» **Problem requirements**
Reproduce every one of the rows below word for word, leaving the pictures out of your answer.

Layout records
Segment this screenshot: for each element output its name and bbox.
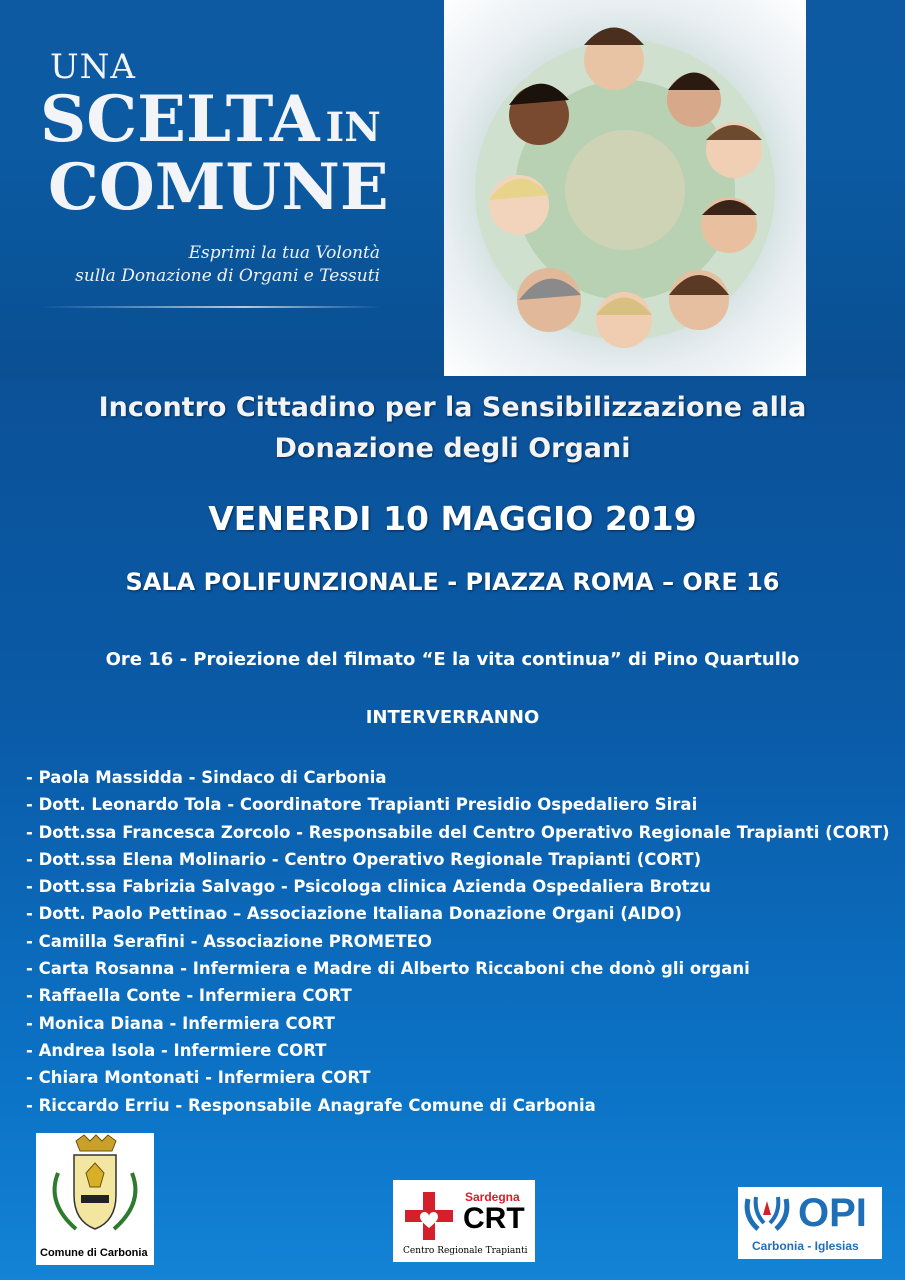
speaker-item: - Carta Rosanna - Infermiera e Madre di Alberto Riccaboni che donò gli organi [26,959,750,979]
title-line-2 [40,82,400,157]
carbonia-label: Comune di Carbonia [40,1247,148,1259]
speaker-item: - Riccardo Erriu - Responsabile Anagrafe Comune di Carbonia [26,1095,596,1115]
globe-center [565,130,685,250]
event-date: VENERDI 10 MAGGIO 2019 [208,499,697,538]
crt-caption: Centro Regionale Trapianti [403,1246,528,1256]
speaker-item: - Dott.ssa Francesca Zorcolo - Responsabile del Centro Operativo Regionale Trapianti (CORT) [26,822,890,842]
speaker-item: - Camilla Serafini - Associazione PROMETEO [26,931,432,951]
speaker-item: - Dott.ssa Fabrizia Salvago - Psicologa clinica Azienda Ospedaliera Brotzu [26,877,711,897]
event-location: SALA POLIFUNZIONALE - PIAZZA ROMA – ORE 16 [125,568,780,596]
title-word-scelta: SCELTA [40,82,320,157]
title-line-3: COMUNE [48,150,389,225]
speaker-item: - Dott.ssa Elena Molinario - Centro Operativo Regionale Trapianti (CORT) [26,849,702,869]
speakers-heading: INTERVERRANNO [365,707,540,728]
sardinia-cross-icon [401,1188,457,1244]
speaker-item: - Paola Massidda - Sindaco di Carbonia [26,768,387,787]
speaker-item: - Monica Diana - Infermiera CORT [26,1013,335,1033]
speaker-item: - Dott. Paolo Pettinao – Associazione Italiana Donazione Organi (AIDO) [26,904,682,924]
opi-hands-icon [742,1191,792,1235]
event-program: Ore 16 - Proiezione del filmato “E la vita continua” di Pino Quartullo [105,649,800,670]
event-title [0,388,905,469]
people-circle-illustration [444,0,806,376]
speaker-item: - Chiara Montonati - Infermiera CORT [26,1068,371,1088]
speakers-list [26,764,901,1119]
event-title-line-2: Donazione degli Organi [274,432,631,464]
crt-name: CRT [463,1202,525,1235]
speaker-item: - Andrea Isola - Infermiere CORT [26,1040,327,1060]
subtitle-line-1: Esprimi la tua Volontà [188,243,380,263]
subtitle-divider [40,306,380,308]
campaign-subtitle [40,242,380,288]
crt-region: Sardegna [465,1190,520,1204]
opi-name: OPI [798,1191,867,1235]
carbonia-logo [36,1133,154,1265]
speaker-item: - Dott. Leonardo Tola - Coordinatore Trapianti Presidio Ospedaliero Sirai [26,795,698,815]
campaign-logo [40,47,400,308]
carbonia-crest-icon [36,1133,154,1245]
opi-logo [738,1187,882,1259]
title-word-in: IN [325,104,381,151]
people-circle-photo [444,0,806,376]
title-line-1: UNA [50,47,136,87]
speaker-item: - Raffaella Conte - Infermiera CORT [26,986,352,1006]
event-title-line-1: Incontro Cittadino per la Sensibilizzazione alla [98,392,807,423]
subtitle-line-2: sulla Donazione di Organi e Tessuti [75,265,380,286]
opi-caption: Carbonia - Iglesias [752,1239,859,1253]
crt-logo [393,1180,535,1262]
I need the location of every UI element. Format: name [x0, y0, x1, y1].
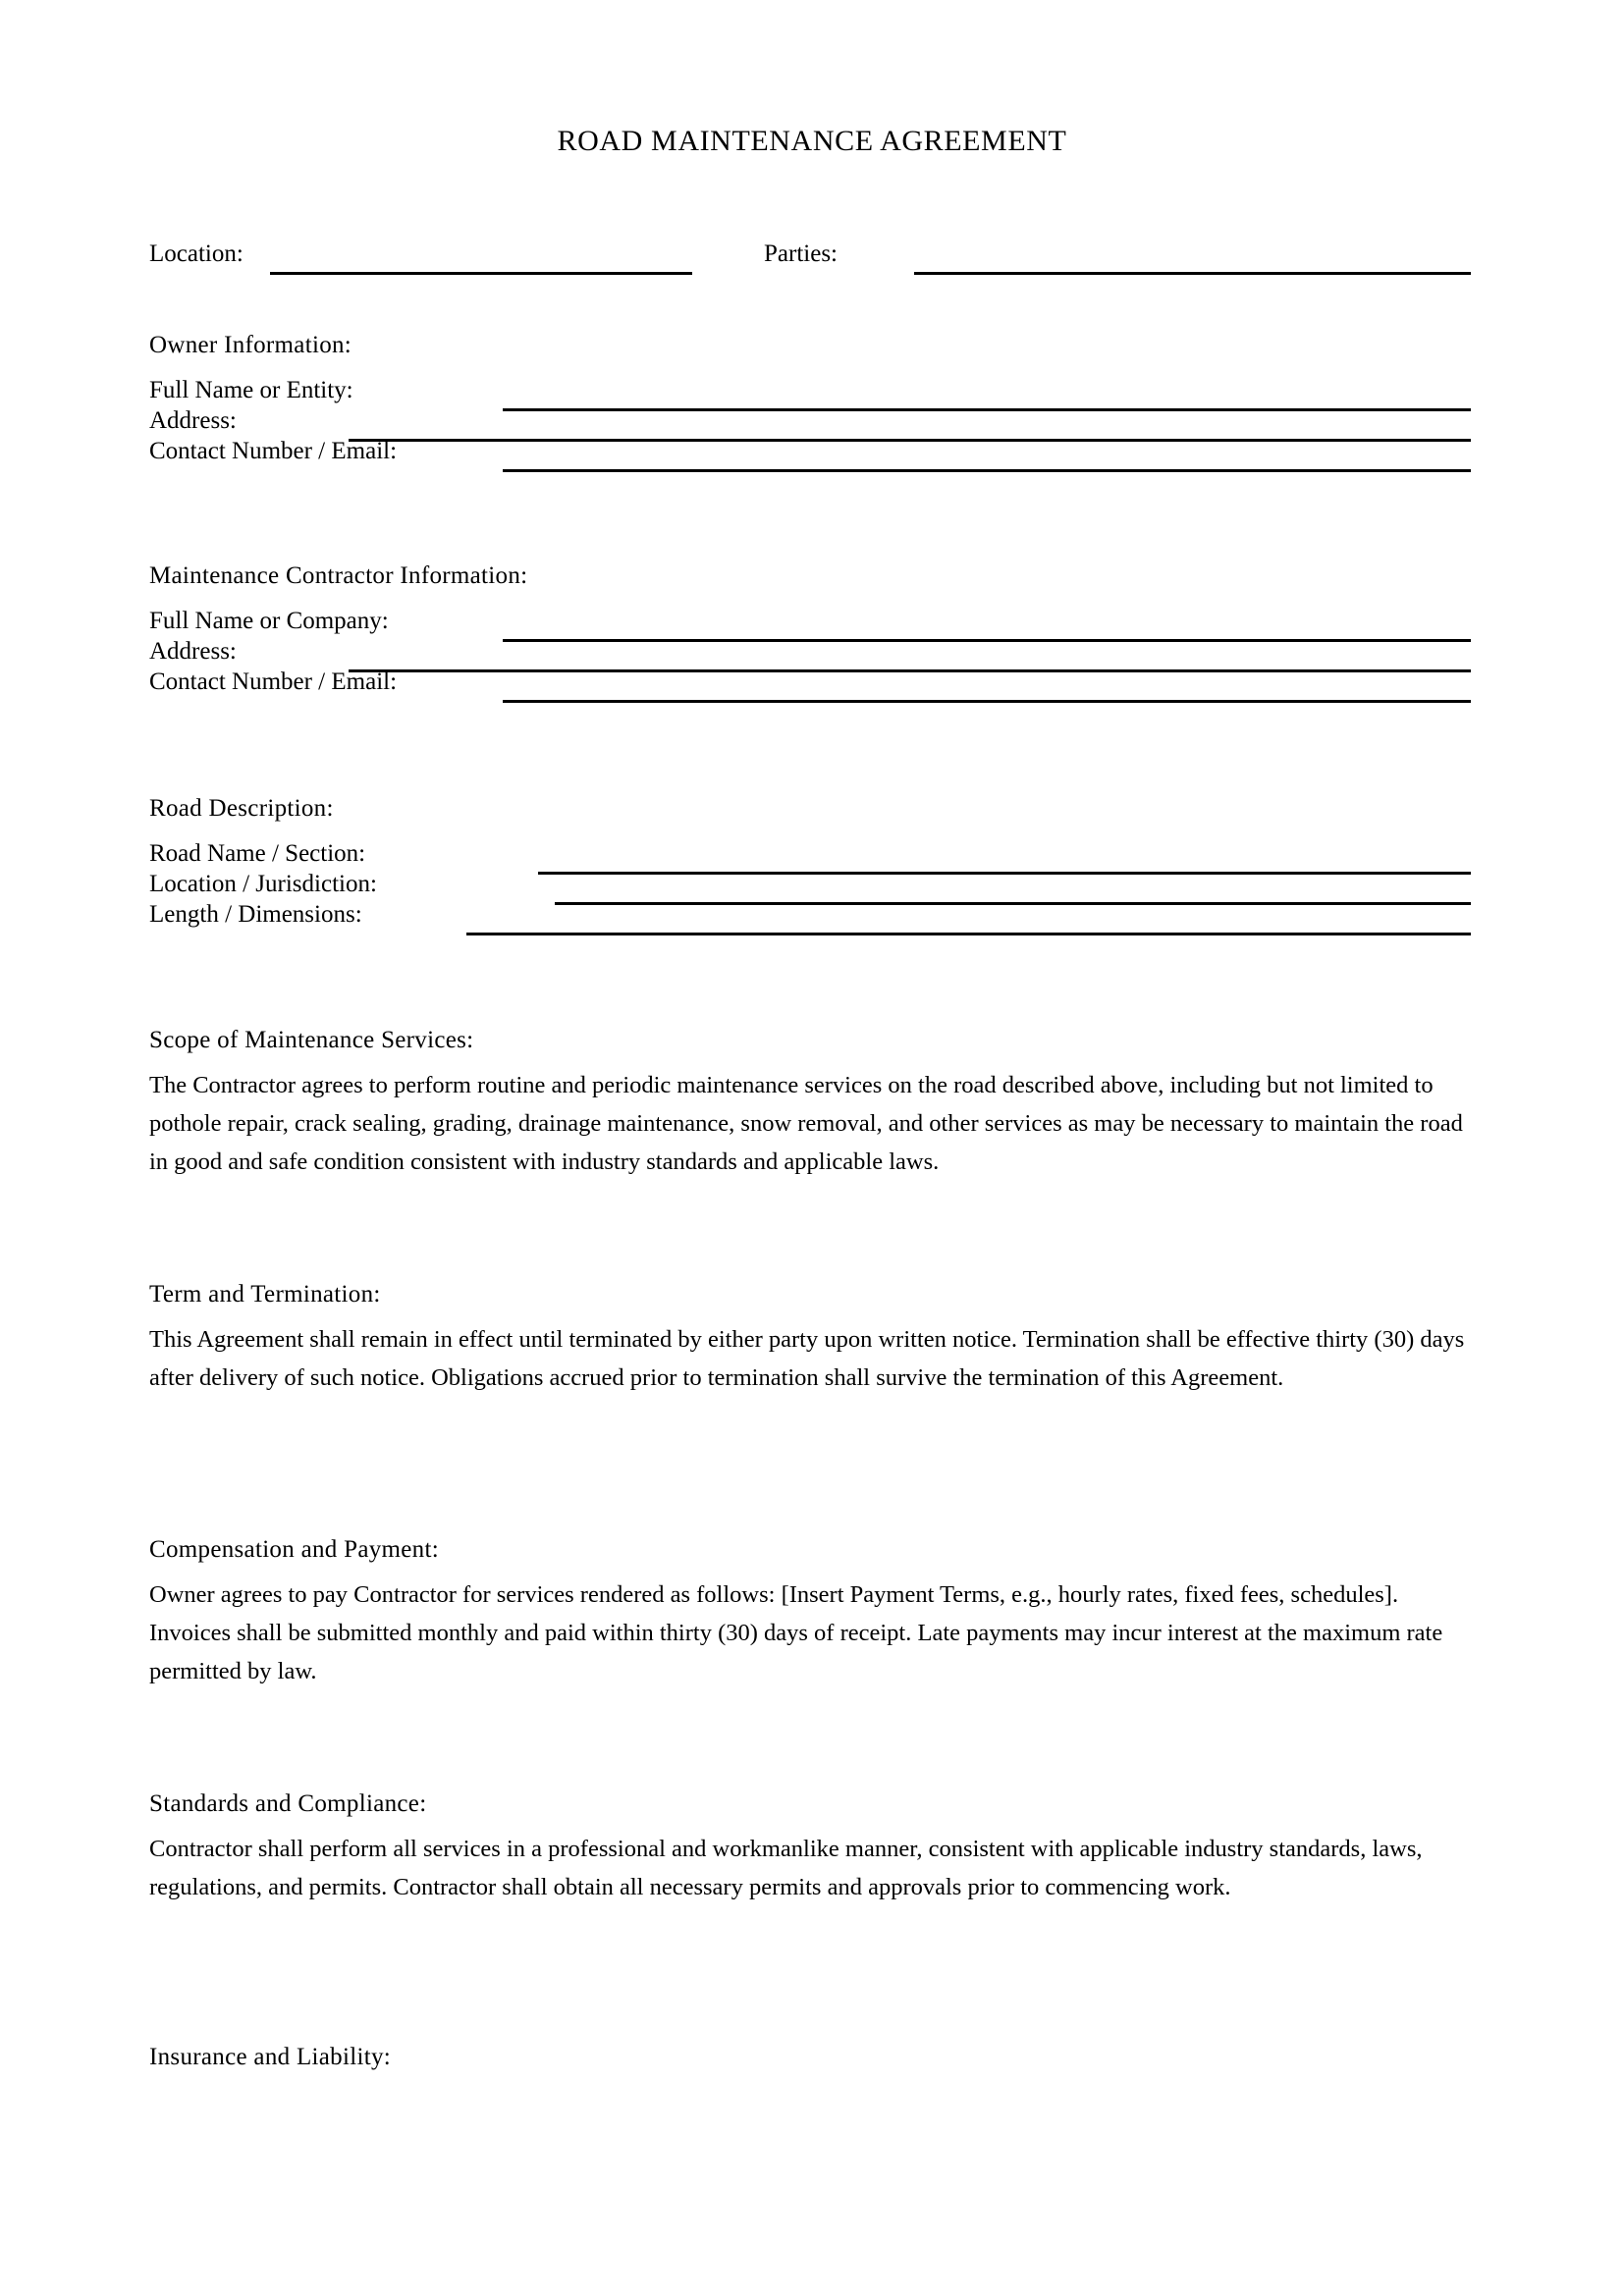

» **The output**
Segment this screenshot: for each element output its name and bbox.
speaker-item: - Carta Rosanna - Infermiera e Madre di Alberto Riccaboni che donò gli organi [26,959,750,979]
title-line-2 [40,82,400,157]
carbonia-label: Comune di Carbonia [40,1247,148,1259]
speaker-item: - Riccardo Erriu - Responsabile Anagrafe Comune di Carbonia [26,1095,596,1115]
globe-center [565,130,685,250]
event-date: VENERDI 10 MAGGIO 2019 [208,499,697,538]
crt-caption: Centro Regionale Trapianti [403,1246,528,1256]
speaker-item: - Dott.ssa Francesca Zorcolo - Responsabile del Centro Operativo Regionale Trapianti (CORT) [26,822,890,842]
speaker-item: - Camilla Serafini - Associazione PROMETEO [26,931,432,951]
speaker-item: - Dott.ssa Fabrizia Salvago - Psicologa clinica Azienda Ospedaliera Brotzu [26,877,711,897]
event-location: SALA POLIFUNZIONALE - PIAZZA ROMA – ORE 16 [125,568,780,596]
title-word-scelta: SCELTA [40,82,320,157]
title-line-3: COMUNE [48,150,389,225]
speaker-item: - Dott.ssa Elena Molinario - Centro Operativo Regionale Trapianti (CORT) [26,849,702,869]
speakers-heading: INTERVERRANNO [365,707,540,728]
sardinia-cross-icon [401,1188,457,1244]
speaker-item: - Paola Massidda - Sindaco di Carbonia [26,768,387,787]
speaker-item: - Monica Diana - Infermiera CORT [26,1013,335,1033]
speaker-item: - Dott. Paolo Pettinao – Associazione Italiana Donazione Organi (AIDO) [26,904,682,924]
opi-hands-icon [742,1191,792,1235]
event-program: Ore 16 - Proiezione del filmato “E la vita continua” di Pino Quartullo [105,649,800,670]
event-title [0,388,905,469]
people-circle-illustration [444,0,806,376]
speaker-item: - Chiara Montonati - Infermiera CORT [26,1068,371,1088]
speakers-list [26,764,901,1119]
event-title-line-2: Donazione degli Organi [274,432,631,464]
crt-name: CRT [463,1202,525,1235]
speaker-item: - Andrea Isola - Infermiere CORT [26,1040,327,1060]
subtitle-line-1: Esprimi la tua Volontà [188,243,380,263]
subtitle-divider [40,306,380,308]
campaign-subtitle [40,242,380,288]
crt-region: Sardegna [465,1190,520,1204]
opi-name: OPI [798,1191,867,1235]
carbonia-logo [36,1133,154,1265]
speaker-item: - Dott. Leonardo Tola - Coordinatore Trapianti Presidio Ospedaliero Sirai [26,795,698,815]
campaign-logo [40,47,400,308]
carbonia-crest-icon [36,1133,154,1245]
opi-logo [738,1187,882,1259]
title-word-in: IN [325,104,381,151]
people-circle-photo [444,0,806,376]
title-line-1: UNA [50,47,136,87]
speaker-item: - Raffaella Conte - Infermiera CORT [26,986,352,1006]
event-title-line-1: Incontro Cittadino per la Sensibilizzazione alla [98,392,807,423]
subtitle-line-2: sulla Donazione di Organi e Tessuti [75,265,380,286]
opi-caption: Carbonia - Iglesias [752,1239,859,1253]
crt-logo [393,1180,535,1262]
I need the location of every UI element. Format: name [x0, y0, x1, y1].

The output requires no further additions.